» **Directions for this task**: Look through the listing and locate every line containing the word "Adriaen"; copy those lines.

#####

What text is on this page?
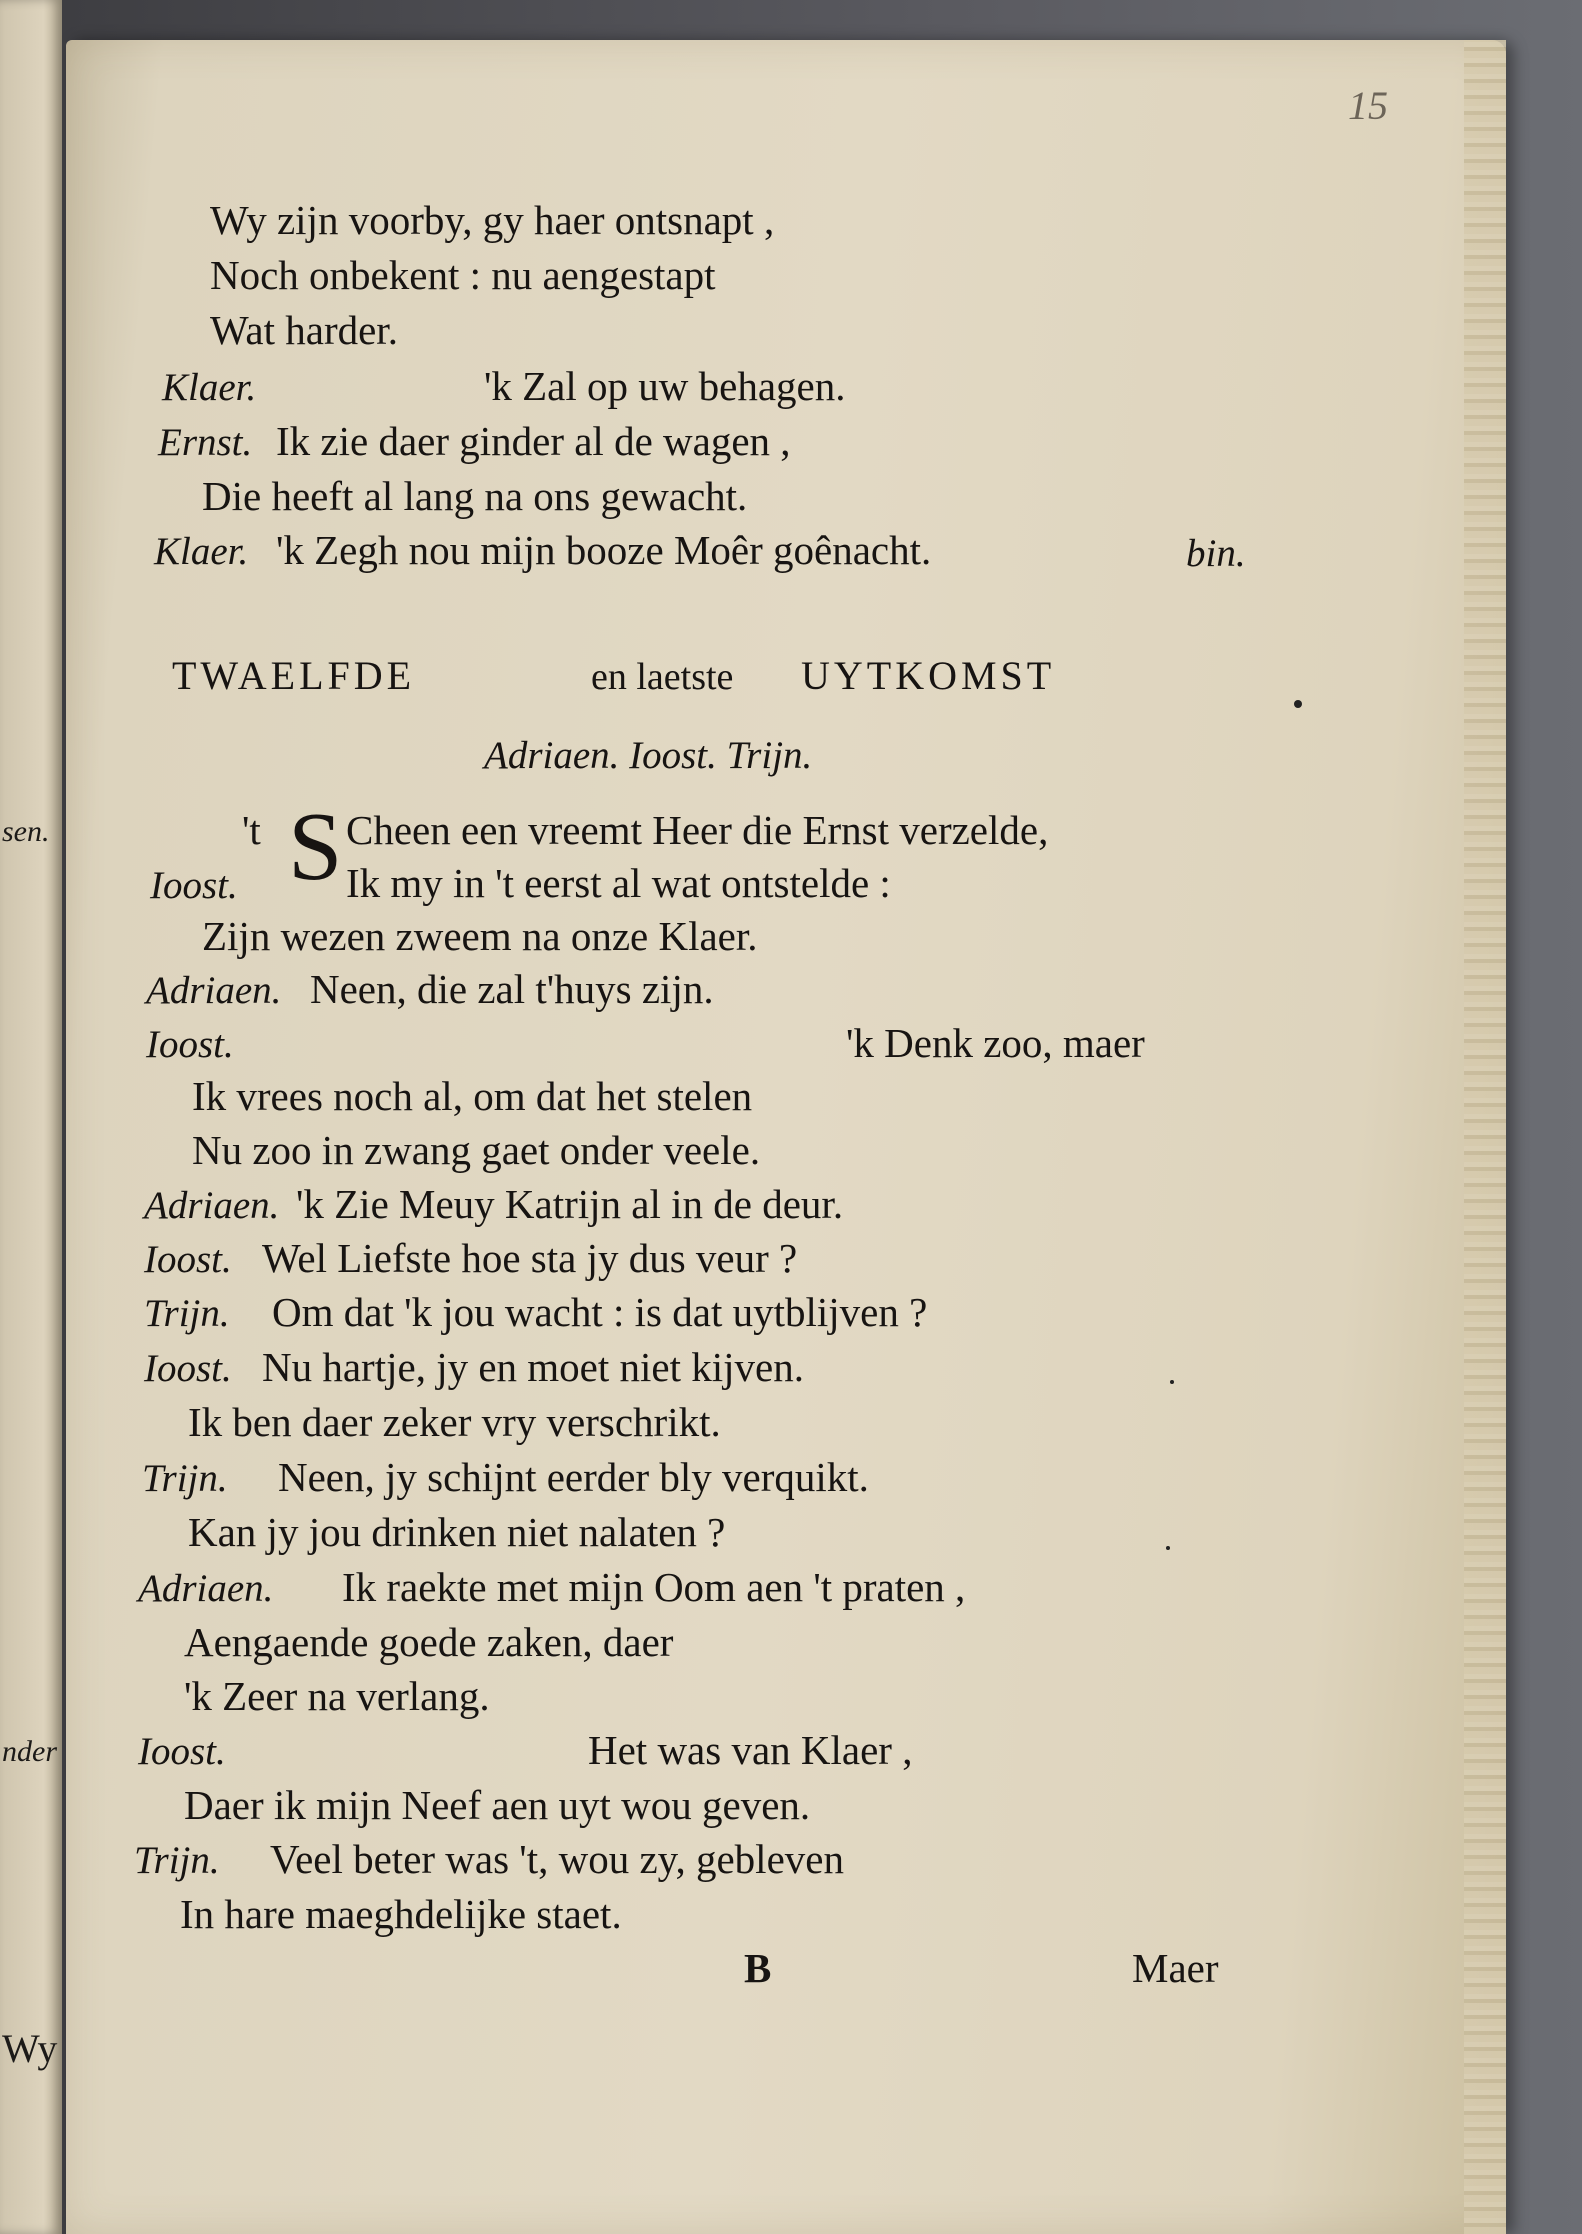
sen.
nder
Wy
15
Wy zijn voorby, gy haer ontsnapt ,
Noch onbekent : nu aengestapt
Wat harder.
Klaer.	'k Zal op uw behagen.
Ernst. Ik zie daer ginder al de wagen ,
Die heeft al lang na ons gewacht.
Klaer. 'k Zegh nou mijn booze Moêr goênacht.	bin.
TWAELFDE	en laetste UYTKOMST
Adriaen. Ioost. Trijn.
't S Cheen een vreemt Heer die Ernst verzelde,
Ioost.	Ik my in 't eerst al wat ontstelde :
Zijn wezen zweem na onze Klaer.
Adriaen. Neen, die zal t'huys zijn.
Ioost.	'k Denk zoo, maer
Ik vrees noch al, om dat het stelen
Nu zoo in zwang gaet onder veele.
Adriaen. 'k Zie Meuy Katrijn al in de deur.
Ioost. Wel Liefste hoe sta jy dus veur ?
Trijn. Om dat 'k jou wacht : is dat uytblijven ?
Ioost. Nu hartje, jy en moet niet kijven.
Ik ben daer zeker vry verschrikt.
Trijn. Neen, jy schijnt eerder bly verquikt.
Kan jy jou drinken niet nalaten ?
Adriaen. Ik raekte met mijn Oom aen 't praten ,
Aengaende goede zaken, daer
'k Zeer na verlang.
Ioost.	Het was van Klaer ,
Daer ik mijn Neef aen uyt wou geven.
Trijn. Veel beter was 't, wou zy, gebleven
In hare maeghdelijke staet.
B	Maer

#####

» **Reply**:
Adriaen. Ioost. Trijn.
Adriaen. Neen, die zal t'huys zijn.
Adriaen. 'k Zie Meuy Katrijn al in de deur.
Adriaen. Ik raekte met mijn Oom aen 't praten ,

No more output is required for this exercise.